Layout region rows —
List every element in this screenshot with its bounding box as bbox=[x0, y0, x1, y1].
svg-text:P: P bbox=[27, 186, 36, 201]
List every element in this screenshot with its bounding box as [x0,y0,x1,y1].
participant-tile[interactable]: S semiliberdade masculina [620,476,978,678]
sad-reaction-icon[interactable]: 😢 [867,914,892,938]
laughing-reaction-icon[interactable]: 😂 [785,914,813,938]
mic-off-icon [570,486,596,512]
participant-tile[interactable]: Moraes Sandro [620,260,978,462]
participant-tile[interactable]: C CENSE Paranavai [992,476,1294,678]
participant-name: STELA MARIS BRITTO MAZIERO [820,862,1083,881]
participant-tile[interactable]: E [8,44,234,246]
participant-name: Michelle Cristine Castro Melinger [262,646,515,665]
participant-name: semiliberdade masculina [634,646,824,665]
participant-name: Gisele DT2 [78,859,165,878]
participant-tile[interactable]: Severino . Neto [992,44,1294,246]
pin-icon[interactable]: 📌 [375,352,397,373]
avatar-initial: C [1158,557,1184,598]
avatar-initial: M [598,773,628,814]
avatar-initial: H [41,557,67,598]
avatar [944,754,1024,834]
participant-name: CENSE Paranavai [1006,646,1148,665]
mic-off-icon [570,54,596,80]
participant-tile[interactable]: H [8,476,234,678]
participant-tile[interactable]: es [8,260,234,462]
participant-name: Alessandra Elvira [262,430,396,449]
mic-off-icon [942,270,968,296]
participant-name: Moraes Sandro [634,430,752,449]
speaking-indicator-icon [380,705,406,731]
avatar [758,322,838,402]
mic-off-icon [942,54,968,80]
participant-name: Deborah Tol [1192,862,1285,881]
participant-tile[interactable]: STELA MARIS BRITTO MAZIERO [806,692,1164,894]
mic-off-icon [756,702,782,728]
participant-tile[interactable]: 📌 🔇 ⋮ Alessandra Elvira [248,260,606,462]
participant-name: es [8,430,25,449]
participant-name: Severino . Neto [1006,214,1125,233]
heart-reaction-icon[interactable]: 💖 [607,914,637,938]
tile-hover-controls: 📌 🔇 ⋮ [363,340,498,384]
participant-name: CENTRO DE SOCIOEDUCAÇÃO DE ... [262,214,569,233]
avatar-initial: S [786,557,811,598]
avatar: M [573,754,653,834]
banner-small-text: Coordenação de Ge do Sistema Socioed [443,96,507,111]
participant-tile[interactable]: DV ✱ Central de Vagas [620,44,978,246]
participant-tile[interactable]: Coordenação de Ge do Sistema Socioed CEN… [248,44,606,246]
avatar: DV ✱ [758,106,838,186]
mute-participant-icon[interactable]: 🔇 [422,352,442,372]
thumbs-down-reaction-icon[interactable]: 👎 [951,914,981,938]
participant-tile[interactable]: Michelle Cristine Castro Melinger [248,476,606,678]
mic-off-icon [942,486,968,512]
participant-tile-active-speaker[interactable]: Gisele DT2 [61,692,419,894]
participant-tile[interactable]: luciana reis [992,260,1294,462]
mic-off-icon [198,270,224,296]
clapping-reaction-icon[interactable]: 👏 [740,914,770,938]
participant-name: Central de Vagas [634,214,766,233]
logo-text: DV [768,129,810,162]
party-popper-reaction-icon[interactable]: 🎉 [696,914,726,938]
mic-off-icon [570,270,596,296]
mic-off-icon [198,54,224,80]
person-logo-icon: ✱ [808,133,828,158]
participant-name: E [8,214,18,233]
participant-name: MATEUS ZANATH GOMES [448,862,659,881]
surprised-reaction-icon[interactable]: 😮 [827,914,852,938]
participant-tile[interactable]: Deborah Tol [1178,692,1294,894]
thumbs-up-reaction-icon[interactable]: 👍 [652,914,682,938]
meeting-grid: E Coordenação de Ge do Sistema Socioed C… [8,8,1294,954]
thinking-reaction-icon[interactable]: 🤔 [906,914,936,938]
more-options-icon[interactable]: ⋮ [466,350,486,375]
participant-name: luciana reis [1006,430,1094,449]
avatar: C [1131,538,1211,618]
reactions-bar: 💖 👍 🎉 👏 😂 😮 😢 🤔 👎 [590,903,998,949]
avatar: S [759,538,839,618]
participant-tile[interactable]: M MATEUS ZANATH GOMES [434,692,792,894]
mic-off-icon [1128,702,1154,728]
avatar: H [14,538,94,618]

Problem —
Please copy all of the rows above word for word, keeping every line in its original order.

Written response —
List every element in this screenshot with its bounding box as bbox=[x0, y0, x1, y1].
svg-text:P: P bbox=[27, 186, 36, 201]
List every element in this screenshot with its bounding box as [x0,y0,x1,y1].
participant-tile[interactable]: S semiliberdade masculina [620,476,978,678]
sad-reaction-icon[interactable]: 😢 [867,914,892,938]
laughing-reaction-icon[interactable]: 😂 [785,914,813,938]
mic-off-icon [570,486,596,512]
participant-tile[interactable]: Moraes Sandro [620,260,978,462]
participant-tile[interactable]: C CENSE Paranavai [992,476,1294,678]
participant-name: STELA MARIS BRITTO MAZIERO [820,862,1083,881]
participant-tile[interactable]: E [8,44,234,246]
participant-name: Michelle Cristine Castro Melinger [262,646,515,665]
participant-name: semiliberdade masculina [634,646,824,665]
participant-name: Gisele DT2 [78,859,165,878]
participant-tile[interactable]: Severino . Neto [992,44,1294,246]
pin-icon[interactable]: 📌 [375,352,397,373]
avatar-initial: C [1158,557,1184,598]
avatar-initial: M [598,773,628,814]
avatar-initial: H [41,557,67,598]
avatar [944,754,1024,834]
participant-name: CENSE Paranavai [1006,646,1148,665]
mic-off-icon [570,54,596,80]
participant-tile[interactable]: H [8,476,234,678]
participant-tile[interactable]: es [8,260,234,462]
participant-name: Alessandra Elvira [262,430,396,449]
mic-off-icon [942,270,968,296]
participant-name: Moraes Sandro [634,430,752,449]
speaking-indicator-icon [380,705,406,731]
avatar [758,322,838,402]
mic-off-icon [942,54,968,80]
participant-name: Deborah Tol [1192,862,1285,881]
participant-tile[interactable]: STELA MARIS BRITTO MAZIERO [806,692,1164,894]
mic-off-icon [756,702,782,728]
participant-tile[interactable]: 📌 🔇 ⋮ Alessandra Elvira [248,260,606,462]
participant-name: es [8,430,25,449]
participant-name: Severino . Neto [1006,214,1125,233]
heart-reaction-icon[interactable]: 💖 [607,914,637,938]
tile-hover-controls: 📌 🔇 ⋮ [363,340,498,384]
participant-name: CENTRO DE SOCIOEDUCAÇÃO DE ... [262,214,569,233]
avatar-initial: S [786,557,811,598]
avatar: M [573,754,653,834]
banner-small-text: Coordenação de Ge do Sistema Socioed [443,96,507,111]
participant-tile[interactable]: DV ✱ Central de Vagas [620,44,978,246]
participant-tile[interactable]: Coordenação de Ge do Sistema Socioed CEN… [248,44,606,246]
avatar: DV ✱ [758,106,838,186]
mute-participant-icon[interactable]: 🔇 [422,352,442,372]
thumbs-down-reaction-icon[interactable]: 👎 [951,914,981,938]
participant-tile[interactable]: Michelle Cristine Castro Melinger [248,476,606,678]
mic-off-icon [942,486,968,512]
participant-tile-active-speaker[interactable]: Gisele DT2 [61,692,419,894]
participant-tile[interactable]: luciana reis [992,260,1294,462]
mic-off-icon [198,270,224,296]
clapping-reaction-icon[interactable]: 👏 [740,914,770,938]
participant-name: Central de Vagas [634,214,766,233]
logo-text: DV [768,129,810,162]
party-popper-reaction-icon[interactable]: 🎉 [696,914,726,938]
mic-off-icon [570,270,596,296]
mic-off-icon [198,54,224,80]
person-logo-icon: ✱ [808,133,828,158]
participant-name: E [8,214,18,233]
participant-name: MATEUS ZANATH GOMES [448,862,659,881]
surprised-reaction-icon[interactable]: 😮 [827,914,852,938]
participant-tile[interactable]: Deborah Tol [1178,692,1294,894]
thumbs-up-reaction-icon[interactable]: 👍 [652,914,682,938]
meeting-grid: E Coordenação de Ge do Sistema Socioed C… [8,8,1294,954]
thinking-reaction-icon[interactable]: 🤔 [906,914,936,938]
more-options-icon[interactable]: ⋮ [466,350,486,375]
participant-name: luciana reis [1006,430,1094,449]
avatar: C [1131,538,1211,618]
reactions-bar: 💖 👍 🎉 👏 😂 😮 😢 🤔 👎 [590,903,998,949]
avatar: S [759,538,839,618]
participant-tile[interactable]: M MATEUS ZANATH GOMES [434,692,792,894]
mic-off-icon [1128,702,1154,728]
avatar: H [14,538,94,618]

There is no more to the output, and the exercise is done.